Set task ::
Copy out every line containing the word "text".

Raw data ::
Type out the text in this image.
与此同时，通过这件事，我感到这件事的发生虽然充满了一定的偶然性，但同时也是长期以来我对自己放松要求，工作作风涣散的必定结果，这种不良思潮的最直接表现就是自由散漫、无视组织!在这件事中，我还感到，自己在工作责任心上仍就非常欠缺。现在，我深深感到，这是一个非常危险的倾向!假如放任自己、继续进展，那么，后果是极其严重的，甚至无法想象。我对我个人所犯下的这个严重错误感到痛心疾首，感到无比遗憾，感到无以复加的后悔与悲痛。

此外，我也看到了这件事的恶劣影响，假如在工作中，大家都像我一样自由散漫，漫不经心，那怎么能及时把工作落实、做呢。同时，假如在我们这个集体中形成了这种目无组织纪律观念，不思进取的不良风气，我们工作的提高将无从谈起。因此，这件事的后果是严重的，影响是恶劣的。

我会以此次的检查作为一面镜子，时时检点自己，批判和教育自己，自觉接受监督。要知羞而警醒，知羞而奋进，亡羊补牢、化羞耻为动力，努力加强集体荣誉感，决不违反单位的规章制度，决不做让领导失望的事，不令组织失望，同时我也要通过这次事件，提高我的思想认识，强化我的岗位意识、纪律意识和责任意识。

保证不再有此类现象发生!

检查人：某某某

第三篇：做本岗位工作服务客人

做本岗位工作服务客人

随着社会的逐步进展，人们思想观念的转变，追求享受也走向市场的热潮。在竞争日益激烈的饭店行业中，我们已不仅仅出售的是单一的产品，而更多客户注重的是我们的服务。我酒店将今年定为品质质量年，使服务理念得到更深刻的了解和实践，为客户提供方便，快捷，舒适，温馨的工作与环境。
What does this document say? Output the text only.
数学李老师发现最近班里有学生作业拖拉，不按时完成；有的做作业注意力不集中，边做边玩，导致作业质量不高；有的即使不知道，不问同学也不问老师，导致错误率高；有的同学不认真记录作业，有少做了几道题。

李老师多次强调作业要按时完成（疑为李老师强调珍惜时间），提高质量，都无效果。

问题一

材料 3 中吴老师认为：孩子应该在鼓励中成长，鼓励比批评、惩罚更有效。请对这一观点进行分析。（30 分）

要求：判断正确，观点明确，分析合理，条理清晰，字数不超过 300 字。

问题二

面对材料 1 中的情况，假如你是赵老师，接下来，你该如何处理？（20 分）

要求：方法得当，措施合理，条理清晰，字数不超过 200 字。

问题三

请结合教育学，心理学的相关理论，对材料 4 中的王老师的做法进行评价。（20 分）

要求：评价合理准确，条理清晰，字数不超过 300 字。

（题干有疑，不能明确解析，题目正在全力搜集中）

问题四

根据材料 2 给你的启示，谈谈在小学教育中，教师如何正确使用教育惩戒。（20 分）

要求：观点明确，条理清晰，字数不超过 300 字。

Answer for the task ::
Type out the text in this image.
What does this document say? Output the text only.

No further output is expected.